====== ENTRIES PROVIDED

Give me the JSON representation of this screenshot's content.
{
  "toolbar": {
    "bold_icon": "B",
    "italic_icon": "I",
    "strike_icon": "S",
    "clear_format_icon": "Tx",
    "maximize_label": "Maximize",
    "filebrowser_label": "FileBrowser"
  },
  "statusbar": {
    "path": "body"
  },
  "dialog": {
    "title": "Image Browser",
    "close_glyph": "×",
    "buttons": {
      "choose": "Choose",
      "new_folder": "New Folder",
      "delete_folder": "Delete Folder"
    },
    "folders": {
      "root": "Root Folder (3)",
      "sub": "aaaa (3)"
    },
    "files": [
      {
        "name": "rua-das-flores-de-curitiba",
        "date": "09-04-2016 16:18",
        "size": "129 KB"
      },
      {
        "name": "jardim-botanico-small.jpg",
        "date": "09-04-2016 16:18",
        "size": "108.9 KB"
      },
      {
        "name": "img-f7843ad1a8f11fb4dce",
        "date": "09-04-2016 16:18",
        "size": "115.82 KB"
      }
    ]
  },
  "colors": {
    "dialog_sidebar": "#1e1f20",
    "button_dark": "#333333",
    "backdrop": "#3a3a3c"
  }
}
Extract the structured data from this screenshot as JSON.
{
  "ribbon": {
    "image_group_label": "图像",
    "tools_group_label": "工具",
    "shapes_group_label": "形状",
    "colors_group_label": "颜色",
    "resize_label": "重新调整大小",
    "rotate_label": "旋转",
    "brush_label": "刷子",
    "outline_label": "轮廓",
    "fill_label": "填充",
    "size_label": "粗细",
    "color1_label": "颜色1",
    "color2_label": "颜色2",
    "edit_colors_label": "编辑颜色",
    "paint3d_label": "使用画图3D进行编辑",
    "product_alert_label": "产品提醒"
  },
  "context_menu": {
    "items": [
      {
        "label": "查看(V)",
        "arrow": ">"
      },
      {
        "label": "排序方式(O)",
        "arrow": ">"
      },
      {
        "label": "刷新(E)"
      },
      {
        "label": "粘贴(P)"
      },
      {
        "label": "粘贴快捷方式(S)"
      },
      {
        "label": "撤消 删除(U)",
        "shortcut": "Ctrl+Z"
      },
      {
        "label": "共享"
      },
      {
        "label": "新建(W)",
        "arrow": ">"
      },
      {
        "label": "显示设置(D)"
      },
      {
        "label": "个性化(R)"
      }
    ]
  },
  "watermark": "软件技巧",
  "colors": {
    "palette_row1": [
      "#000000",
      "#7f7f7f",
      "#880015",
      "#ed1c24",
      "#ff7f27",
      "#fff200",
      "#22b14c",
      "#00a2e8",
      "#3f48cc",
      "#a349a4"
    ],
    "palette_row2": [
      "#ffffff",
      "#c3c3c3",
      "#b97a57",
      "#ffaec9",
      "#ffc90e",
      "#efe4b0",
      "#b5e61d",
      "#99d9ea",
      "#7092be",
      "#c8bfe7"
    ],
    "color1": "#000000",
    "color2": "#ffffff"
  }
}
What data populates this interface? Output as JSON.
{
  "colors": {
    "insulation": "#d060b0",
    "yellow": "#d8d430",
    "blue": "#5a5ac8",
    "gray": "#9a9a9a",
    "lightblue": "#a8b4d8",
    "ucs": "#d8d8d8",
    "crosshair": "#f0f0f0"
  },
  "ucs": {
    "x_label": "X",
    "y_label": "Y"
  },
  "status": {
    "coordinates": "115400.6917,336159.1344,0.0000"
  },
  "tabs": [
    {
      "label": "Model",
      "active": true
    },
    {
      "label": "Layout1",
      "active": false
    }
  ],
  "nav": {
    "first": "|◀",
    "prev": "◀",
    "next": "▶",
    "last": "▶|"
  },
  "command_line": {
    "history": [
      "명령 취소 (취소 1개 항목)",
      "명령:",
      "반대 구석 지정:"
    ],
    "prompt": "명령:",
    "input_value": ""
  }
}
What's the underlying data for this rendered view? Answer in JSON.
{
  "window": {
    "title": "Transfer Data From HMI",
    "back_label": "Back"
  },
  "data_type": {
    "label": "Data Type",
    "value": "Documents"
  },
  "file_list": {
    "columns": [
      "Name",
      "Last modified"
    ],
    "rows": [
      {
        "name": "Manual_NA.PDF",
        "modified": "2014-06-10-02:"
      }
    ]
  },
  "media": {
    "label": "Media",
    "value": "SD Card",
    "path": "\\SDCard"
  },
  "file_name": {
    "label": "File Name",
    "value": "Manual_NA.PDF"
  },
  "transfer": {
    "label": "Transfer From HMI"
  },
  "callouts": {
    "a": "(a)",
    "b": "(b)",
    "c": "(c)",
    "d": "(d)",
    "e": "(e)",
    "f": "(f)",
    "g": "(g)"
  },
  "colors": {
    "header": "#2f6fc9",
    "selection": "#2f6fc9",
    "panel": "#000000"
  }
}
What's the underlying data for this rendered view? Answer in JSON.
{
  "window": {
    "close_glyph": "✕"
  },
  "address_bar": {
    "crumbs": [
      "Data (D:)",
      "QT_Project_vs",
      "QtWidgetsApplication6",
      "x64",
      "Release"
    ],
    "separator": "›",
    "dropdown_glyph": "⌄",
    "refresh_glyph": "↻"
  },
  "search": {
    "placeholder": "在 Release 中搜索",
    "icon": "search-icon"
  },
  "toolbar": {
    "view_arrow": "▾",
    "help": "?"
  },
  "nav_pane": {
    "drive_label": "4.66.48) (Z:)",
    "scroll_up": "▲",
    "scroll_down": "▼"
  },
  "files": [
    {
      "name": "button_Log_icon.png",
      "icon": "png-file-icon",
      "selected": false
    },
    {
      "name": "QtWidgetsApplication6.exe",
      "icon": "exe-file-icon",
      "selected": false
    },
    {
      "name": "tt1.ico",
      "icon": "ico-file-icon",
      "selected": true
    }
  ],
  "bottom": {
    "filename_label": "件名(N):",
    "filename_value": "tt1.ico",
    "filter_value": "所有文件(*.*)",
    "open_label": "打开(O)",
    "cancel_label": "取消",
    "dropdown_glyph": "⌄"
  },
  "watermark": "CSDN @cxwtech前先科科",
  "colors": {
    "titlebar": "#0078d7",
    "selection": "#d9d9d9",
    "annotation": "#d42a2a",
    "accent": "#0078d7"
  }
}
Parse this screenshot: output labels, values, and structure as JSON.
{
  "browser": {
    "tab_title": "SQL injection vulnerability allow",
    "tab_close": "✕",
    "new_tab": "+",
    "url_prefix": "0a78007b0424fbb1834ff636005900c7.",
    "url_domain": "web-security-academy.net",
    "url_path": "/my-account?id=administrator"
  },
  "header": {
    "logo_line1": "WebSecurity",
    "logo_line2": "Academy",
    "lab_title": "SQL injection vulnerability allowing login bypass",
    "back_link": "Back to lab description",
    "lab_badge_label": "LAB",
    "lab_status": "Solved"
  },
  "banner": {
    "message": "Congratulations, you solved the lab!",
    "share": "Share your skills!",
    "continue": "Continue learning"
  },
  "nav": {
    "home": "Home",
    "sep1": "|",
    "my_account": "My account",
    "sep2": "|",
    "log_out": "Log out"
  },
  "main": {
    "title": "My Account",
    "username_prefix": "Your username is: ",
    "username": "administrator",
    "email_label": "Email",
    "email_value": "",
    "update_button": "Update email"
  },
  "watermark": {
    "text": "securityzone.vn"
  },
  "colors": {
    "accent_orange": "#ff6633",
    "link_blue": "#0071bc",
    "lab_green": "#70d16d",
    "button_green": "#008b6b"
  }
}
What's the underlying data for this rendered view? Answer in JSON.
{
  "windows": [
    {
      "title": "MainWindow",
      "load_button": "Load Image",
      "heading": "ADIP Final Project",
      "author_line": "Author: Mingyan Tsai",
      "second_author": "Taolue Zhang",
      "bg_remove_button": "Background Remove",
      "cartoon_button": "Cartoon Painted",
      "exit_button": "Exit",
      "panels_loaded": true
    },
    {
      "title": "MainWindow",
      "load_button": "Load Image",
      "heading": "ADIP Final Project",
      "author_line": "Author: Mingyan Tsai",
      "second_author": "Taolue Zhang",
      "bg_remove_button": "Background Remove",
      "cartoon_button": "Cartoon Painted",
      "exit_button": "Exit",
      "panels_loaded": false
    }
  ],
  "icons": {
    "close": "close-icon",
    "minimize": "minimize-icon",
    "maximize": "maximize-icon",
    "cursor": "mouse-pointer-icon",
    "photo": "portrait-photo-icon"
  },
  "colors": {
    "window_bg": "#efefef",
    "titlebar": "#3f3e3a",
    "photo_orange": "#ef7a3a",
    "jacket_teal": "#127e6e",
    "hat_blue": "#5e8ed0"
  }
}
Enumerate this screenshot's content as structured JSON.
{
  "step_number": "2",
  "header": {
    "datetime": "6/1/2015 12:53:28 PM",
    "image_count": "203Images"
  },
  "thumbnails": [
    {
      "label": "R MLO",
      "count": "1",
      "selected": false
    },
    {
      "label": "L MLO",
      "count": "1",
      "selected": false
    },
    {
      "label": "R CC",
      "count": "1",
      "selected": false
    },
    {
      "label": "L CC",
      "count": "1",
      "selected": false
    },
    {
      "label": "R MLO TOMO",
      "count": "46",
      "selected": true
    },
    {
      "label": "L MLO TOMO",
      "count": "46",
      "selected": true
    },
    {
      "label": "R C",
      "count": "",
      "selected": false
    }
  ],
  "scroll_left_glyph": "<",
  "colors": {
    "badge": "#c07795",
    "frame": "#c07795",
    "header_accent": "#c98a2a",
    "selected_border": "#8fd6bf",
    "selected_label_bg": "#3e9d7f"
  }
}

============

**PROMPT:**
Leave out every line without the string "modified" and copy the rest.

**WRITTEN ANSWER:**
      "Last modified"
        "modified": "2014-06-10-02:"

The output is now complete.